* begin Page text *
While at the beginning of the deal, the Council of Canadians had some hope that NAFTA could be improved, the latest developments point to a deal that would once again entrench corporate power.
“In spite of Canada saying this will be the most worker and environmentally friendly deal ever, the same corporate interests that triggered NAFTA 1.0 are the real power behind NAFTA 2.0,” says Maude Barlow, Honorary Chairperson of the Council of Canadians. “Canada’s mining corporations, for example, with their horrible human rights and environmental practices in other communities are at the table ensuring that regulations are harmonized on their behalf.”
According to the New York Times, there will be no language to support the commitments of the Paris Climate Agreement.
Case in point: Chapter 11. This week will be pivotal for Chapter 11. Canada is defending this discredited dispute resolution system, which enables multinational companies to sue governments over changes in public policy that get in the way of profits. Canada, the most sued party in NAFTA faces $2.6 billion in outstanding cases.
* end Page text *
> _Written instruction 1_
Extract the stretch of the NAFTA text from "While at the" through "entrench corporate power.".
* begin Material to process *
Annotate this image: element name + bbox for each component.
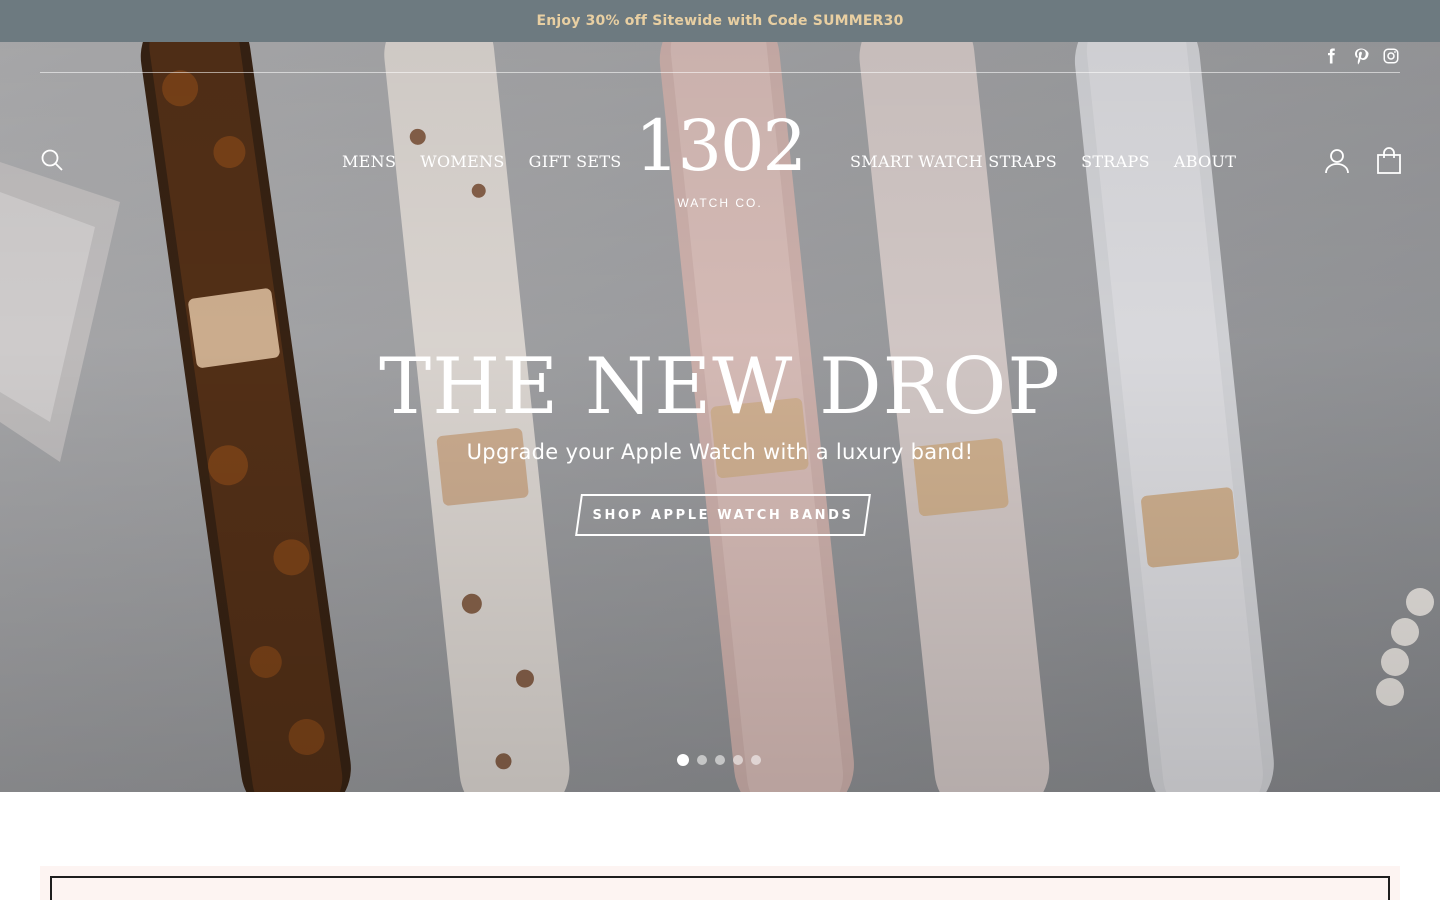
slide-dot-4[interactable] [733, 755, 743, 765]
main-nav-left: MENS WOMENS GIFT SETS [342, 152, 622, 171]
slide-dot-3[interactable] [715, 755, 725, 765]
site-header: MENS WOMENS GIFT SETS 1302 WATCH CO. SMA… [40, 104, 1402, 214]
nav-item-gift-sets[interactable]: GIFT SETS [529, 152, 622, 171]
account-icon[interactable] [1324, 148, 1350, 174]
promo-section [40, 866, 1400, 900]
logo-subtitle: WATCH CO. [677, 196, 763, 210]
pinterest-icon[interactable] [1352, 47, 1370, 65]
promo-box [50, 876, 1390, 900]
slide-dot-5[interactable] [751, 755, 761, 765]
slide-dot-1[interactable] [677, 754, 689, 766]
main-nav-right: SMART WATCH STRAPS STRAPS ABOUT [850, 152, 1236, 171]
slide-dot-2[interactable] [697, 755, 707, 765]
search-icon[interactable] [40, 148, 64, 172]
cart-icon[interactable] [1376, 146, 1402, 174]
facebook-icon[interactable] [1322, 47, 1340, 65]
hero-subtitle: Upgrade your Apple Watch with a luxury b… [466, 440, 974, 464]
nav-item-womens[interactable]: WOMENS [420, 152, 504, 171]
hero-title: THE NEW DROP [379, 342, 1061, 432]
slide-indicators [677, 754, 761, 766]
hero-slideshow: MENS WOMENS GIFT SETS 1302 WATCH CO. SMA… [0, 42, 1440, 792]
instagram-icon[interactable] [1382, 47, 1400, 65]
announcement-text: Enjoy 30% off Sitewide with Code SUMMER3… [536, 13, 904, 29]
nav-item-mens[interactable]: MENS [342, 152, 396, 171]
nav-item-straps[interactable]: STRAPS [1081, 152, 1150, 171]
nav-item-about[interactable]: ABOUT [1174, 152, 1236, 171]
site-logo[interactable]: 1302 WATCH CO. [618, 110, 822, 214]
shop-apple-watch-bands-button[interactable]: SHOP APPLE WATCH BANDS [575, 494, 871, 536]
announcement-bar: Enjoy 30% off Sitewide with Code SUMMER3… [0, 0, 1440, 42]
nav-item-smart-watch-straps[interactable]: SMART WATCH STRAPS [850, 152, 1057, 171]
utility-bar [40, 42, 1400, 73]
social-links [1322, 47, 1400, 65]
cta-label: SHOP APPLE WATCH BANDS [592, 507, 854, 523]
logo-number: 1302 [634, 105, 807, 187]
* end Material to process *
> _Written instruction 2_
Gather every line of the records that contains the string "SETS", matching its case exactly.

> _Task answer 1_
While at the beginning of the deal, the Council of Canadians had some hope that NAFTA could be improved, the latest developments point to a deal that would once again entrench corporate power.

> _Task answer 2_
main-nav-left: MENS WOMENS GIFT SETS [342, 152, 622, 171]
site-header: MENS WOMENS GIFT SETS 1302 WATCH CO. SMA… [40, 104, 1402, 214]
nav-item-gift-sets[interactable]: GIFT SETS [529, 152, 622, 171]
hero-slideshow: MENS WOMENS GIFT SETS 1302 WATCH CO. SMA… [0, 42, 1440, 792]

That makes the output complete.